DATA RECORDS |
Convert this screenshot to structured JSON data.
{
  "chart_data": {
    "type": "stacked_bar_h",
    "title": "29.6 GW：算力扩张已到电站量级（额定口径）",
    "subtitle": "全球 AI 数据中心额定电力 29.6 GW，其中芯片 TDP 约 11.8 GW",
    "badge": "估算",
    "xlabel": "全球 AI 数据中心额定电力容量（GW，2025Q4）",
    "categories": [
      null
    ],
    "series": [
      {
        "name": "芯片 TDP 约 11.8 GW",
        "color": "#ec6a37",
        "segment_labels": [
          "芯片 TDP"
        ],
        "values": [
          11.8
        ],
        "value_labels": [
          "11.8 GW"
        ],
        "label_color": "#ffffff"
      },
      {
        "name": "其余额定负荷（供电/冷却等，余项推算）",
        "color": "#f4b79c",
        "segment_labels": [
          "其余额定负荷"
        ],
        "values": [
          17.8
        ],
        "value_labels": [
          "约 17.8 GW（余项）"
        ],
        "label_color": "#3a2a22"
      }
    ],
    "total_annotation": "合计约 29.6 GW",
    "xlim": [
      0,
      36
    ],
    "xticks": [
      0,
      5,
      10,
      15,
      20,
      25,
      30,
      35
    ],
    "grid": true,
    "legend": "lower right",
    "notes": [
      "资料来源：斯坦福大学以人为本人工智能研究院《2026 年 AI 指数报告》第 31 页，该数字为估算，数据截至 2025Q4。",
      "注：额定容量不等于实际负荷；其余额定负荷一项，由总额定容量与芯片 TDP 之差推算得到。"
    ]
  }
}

WHAT IS REQUIRED | Write each line above out exactly.

RESPONSE TO THIS EXERCISE |
Convert this screenshot to structured JSON data.
{
  "chart_data": {
    "type": "stacked_bar_h",
    "title": "29.6 GW：算力扩张已到电站量级（额定口径）",
    "subtitle": "全球 AI 数据中心额定电力 29.6 GW，其中芯片 TDP 约 11.8 GW",
    "badge": "估算",
    "xlabel": "全球 AI 数据中心额定电力容量（GW，2025Q4）",
    "categories": [
      null
    ],
    "series": [
      {
        "name": "芯片 TDP 约 11.8 GW",
        "color": "#ec6a37",
        "segment_labels": [
          "芯片 TDP"
        ],
        "values": [
          11.8
        ],
        "value_labels": [
          "11.8 GW"
        ],
        "label_color": "#ffffff"
      },
      {
        "name": "其余额定负荷（供电/冷却等，余项推算）",
        "color": "#f4b79c",
        "segment_labels": [
          "其余额定负荷"
        ],
        "values": [
          17.8
        ],
        "value_labels": [
          "约 17.8 GW（余项）"
        ],
        "label_color": "#3a2a22"
      }
    ],
    "total_annotation": "合计约 29.6 GW",
    "xlim": [
      0,
      36
    ],
    "xticks": [
      0,
      5,
      10,
      15,
      20,
      25,
      30,
      35
    ],
    "grid": true,
    "legend": "lower right",
    "notes": [
      "资料来源：斯坦福大学以人为本人工智能研究院《2026 年 AI 指数报告》第 31 页，该数字为估算，数据截至 2025Q4。",
      "注：额定容量不等于实际负荷；其余额定负荷一项，由总额定容量与芯片 TDP 之差推算得到。"
    ]
  }
}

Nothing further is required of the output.